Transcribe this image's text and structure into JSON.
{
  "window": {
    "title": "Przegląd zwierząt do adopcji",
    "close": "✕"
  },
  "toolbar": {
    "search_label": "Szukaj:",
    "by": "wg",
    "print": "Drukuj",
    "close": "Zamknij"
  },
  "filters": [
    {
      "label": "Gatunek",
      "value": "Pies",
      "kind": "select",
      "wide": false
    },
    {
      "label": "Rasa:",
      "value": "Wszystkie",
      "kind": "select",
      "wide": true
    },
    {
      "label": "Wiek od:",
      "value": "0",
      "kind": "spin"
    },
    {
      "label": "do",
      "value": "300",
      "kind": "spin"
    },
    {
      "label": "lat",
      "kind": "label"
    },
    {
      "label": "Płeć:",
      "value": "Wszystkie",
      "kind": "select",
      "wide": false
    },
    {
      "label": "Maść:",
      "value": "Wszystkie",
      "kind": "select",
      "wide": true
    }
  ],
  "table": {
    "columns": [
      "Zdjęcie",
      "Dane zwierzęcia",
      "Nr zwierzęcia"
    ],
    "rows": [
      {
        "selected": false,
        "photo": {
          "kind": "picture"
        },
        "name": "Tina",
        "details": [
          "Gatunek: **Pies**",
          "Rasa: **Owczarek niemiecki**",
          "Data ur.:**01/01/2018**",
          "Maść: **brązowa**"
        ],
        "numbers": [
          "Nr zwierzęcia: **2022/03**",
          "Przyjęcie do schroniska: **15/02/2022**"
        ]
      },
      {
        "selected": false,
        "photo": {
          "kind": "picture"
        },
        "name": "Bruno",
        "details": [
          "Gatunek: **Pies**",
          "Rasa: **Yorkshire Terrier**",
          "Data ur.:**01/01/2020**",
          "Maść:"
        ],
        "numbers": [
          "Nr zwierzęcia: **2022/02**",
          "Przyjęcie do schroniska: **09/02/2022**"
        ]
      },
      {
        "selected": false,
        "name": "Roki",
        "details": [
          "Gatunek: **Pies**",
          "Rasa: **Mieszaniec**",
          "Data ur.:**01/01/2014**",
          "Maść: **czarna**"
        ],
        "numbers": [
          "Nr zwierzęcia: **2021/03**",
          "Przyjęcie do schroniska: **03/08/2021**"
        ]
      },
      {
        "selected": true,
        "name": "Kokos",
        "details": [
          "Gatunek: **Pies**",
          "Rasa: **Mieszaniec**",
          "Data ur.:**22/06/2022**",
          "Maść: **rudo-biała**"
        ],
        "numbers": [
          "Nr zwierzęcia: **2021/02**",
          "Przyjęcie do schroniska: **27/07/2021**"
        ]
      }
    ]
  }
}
************
__Task goal__
Write out the entire listing exactly.

__Correct output__
Transcribe this image's text and structure into JSON.
{
  "window": {
    "title": "Przegląd zwierząt do adopcji",
    "close": "✕"
  },
  "toolbar": {
    "search_label": "Szukaj:",
    "by": "wg",
    "print": "Drukuj",
    "close": "Zamknij"
  },
  "filters": [
    {
      "label": "Gatunek",
      "value": "Pies",
      "kind": "select",
      "wide": false
    },
    {
      "label": "Rasa:",
      "value": "Wszystkie",
      "kind": "select",
      "wide": true
    },
    {
      "label": "Wiek od:",
      "value": "0",
      "kind": "spin"
    },
    {
      "label": "do",
      "value": "300",
      "kind": "spin"
    },
    {
      "label": "lat",
      "kind": "label"
    },
    {
      "label": "Płeć:",
      "value": "Wszystkie",
      "kind": "select",
      "wide": false
    },
    {
      "label": "Maść:",
      "value": "Wszystkie",
      "kind": "select",
      "wide": true
    }
  ],
  "table": {
    "columns": [
      "Zdjęcie",
      "Dane zwierzęcia",
      "Nr zwierzęcia"
    ],
    "rows": [
      {
        "selected": false,
        "photo": {
          "kind": "picture"
        },
        "name": "Tina",
        "details": [
          "Gatunek: **Pies**",
          "Rasa: **Owczarek niemiecki**",
          "Data ur.:**01/01/2018**",
          "Maść: **brązowa**"
        ],
        "numbers": [
          "Nr zwierzęcia: **2022/03**",
          "Przyjęcie do schroniska: **15/02/2022**"
        ]
      },
      {
        "selected": false,
        "photo": {
          "kind": "picture"
        },
        "name": "Bruno",
        "details": [
          "Gatunek: **Pies**",
          "Rasa: **Yorkshire Terrier**",
          "Data ur.:**01/01/2020**",
          "Maść:"
        ],
        "numbers": [
          "Nr zwierzęcia: **2022/02**",
          "Przyjęcie do schroniska: **09/02/2022**"
        ]
      },
      {
        "selected": false,
        "name": "Roki",
        "details": [
          "Gatunek: **Pies**",
          "Rasa: **Mieszaniec**",
          "Data ur.:**01/01/2014**",
          "Maść: **czarna**"
        ],
        "numbers": [
          "Nr zwierzęcia: **2021/03**",
          "Przyjęcie do schroniska: **03/08/2021**"
        ]
      },
      {
        "selected": true,
        "name": "Kokos",
        "details": [
          "Gatunek: **Pies**",
          "Rasa: **Mieszaniec**",
          "Data ur.:**22/06/2022**",
          "Maść: **rudo-biała**"
        ],
        "numbers": [
          "Nr zwierzęcia: **2021/02**",
          "Przyjęcie do schroniska: **27/07/2021**"
        ]
      }
    ]
  }
}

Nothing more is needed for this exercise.